- TASK TO CARRY OUT -
Show all lines from the listing below that contain "Pilot".

- DATA RECORDS -
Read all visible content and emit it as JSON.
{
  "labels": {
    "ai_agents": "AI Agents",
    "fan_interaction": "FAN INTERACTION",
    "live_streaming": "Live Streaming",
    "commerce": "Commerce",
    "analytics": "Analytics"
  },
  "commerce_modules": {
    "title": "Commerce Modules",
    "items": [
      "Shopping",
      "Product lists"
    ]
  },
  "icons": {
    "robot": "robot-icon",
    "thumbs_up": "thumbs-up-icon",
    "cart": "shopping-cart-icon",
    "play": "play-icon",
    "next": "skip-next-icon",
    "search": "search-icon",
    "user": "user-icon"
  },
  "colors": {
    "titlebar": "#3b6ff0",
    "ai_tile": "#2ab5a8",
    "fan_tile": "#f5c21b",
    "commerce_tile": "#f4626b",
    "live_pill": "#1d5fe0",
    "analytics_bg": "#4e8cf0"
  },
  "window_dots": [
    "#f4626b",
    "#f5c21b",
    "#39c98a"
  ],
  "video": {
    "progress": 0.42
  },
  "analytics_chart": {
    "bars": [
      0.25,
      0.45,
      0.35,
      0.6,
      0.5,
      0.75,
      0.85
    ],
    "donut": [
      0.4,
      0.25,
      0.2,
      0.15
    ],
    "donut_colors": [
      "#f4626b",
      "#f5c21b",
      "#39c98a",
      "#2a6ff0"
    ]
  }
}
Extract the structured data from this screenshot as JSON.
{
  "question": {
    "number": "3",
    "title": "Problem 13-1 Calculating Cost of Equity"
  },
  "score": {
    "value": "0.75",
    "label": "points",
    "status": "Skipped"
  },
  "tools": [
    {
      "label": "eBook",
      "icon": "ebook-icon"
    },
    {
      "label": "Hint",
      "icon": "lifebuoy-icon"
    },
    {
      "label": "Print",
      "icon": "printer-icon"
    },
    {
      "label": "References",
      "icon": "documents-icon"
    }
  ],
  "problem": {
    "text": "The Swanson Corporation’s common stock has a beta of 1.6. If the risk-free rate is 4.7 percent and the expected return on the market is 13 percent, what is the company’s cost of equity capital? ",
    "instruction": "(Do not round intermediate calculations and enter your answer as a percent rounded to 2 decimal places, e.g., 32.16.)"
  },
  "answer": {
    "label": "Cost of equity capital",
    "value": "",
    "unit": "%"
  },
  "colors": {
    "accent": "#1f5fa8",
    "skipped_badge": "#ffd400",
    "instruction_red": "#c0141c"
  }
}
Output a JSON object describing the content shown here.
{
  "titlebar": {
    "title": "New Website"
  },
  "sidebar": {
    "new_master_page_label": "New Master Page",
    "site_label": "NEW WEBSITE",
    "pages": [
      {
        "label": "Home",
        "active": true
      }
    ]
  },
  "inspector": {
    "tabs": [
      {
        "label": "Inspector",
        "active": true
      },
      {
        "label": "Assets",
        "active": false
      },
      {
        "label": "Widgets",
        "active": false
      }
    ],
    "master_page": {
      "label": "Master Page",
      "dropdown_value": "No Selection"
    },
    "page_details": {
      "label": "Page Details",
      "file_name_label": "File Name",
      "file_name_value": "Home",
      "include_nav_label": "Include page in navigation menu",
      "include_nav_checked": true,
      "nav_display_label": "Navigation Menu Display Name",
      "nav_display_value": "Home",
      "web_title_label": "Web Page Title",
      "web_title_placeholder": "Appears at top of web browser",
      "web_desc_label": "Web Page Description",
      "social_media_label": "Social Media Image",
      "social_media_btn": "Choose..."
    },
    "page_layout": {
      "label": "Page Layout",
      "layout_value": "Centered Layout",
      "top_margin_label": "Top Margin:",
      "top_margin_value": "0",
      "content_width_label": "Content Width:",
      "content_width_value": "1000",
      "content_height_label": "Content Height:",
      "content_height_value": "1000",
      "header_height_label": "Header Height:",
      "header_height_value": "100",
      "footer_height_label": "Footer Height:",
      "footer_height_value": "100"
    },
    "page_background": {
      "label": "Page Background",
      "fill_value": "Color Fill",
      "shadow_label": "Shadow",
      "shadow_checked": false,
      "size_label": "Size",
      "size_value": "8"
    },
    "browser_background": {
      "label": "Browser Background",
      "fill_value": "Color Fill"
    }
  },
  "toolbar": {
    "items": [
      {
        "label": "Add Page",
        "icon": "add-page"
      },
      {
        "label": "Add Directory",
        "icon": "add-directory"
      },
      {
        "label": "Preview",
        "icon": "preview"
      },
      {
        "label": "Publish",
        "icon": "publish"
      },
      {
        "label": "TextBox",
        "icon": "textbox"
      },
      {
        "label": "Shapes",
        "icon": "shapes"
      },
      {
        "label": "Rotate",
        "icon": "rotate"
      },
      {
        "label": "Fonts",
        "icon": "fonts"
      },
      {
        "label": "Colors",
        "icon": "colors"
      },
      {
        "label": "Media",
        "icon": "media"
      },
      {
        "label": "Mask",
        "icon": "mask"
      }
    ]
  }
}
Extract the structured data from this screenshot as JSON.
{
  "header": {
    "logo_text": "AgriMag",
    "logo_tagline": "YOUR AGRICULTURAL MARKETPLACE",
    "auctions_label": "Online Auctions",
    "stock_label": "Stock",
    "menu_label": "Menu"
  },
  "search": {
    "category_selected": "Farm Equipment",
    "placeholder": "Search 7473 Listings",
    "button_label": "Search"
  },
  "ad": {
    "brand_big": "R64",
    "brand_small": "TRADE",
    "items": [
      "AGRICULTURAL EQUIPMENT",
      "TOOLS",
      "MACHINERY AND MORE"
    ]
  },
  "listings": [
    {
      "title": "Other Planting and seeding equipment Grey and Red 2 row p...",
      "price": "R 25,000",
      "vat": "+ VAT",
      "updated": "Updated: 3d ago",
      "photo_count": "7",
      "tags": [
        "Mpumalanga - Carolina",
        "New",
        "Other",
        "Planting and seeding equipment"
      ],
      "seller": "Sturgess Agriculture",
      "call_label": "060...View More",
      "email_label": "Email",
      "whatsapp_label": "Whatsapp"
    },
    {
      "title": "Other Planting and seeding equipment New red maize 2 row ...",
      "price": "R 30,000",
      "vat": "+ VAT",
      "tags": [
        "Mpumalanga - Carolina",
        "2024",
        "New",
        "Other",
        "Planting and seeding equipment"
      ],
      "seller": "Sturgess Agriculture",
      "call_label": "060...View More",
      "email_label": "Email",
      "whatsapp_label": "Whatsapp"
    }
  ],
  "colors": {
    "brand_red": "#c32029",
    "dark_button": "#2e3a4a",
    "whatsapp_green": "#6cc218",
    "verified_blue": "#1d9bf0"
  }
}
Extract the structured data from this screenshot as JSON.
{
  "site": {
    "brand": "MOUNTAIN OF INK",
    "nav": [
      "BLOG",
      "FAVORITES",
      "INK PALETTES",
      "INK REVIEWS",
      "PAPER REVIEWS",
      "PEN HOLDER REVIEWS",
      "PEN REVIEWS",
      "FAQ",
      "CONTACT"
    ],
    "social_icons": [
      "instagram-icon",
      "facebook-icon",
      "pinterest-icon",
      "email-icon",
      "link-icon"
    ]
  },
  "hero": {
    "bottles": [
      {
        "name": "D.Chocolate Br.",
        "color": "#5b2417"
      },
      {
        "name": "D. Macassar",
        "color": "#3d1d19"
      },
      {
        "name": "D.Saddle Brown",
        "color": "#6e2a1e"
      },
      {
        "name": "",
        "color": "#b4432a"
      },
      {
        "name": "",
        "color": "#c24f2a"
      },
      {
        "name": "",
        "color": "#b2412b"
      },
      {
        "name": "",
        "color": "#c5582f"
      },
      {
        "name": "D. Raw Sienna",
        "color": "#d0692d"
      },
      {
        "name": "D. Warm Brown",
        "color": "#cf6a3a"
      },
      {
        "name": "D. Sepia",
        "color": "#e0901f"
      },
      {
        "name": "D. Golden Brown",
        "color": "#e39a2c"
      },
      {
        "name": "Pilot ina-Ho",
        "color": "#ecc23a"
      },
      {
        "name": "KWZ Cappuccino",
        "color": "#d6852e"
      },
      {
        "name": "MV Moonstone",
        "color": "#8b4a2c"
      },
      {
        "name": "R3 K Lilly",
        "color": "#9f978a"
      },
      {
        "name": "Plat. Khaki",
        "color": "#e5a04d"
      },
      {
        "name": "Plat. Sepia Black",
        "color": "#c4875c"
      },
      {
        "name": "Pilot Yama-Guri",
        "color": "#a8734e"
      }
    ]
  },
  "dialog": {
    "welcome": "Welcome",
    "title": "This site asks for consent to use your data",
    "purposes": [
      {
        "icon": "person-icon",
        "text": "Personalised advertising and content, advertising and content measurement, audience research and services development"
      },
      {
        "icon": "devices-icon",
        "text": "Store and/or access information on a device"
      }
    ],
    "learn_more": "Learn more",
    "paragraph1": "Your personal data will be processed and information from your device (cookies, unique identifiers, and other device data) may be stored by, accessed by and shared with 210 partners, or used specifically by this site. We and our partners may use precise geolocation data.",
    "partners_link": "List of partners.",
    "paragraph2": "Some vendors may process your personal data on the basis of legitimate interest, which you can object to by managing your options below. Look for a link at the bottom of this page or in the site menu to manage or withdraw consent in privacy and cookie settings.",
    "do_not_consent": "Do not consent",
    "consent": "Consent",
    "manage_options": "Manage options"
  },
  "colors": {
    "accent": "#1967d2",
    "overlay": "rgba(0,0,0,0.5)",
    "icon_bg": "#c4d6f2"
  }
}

- WRITTEN SOLUTION -
        "name": "Pilot ina-Ho",
        "name": "Pilot Yama-Guri",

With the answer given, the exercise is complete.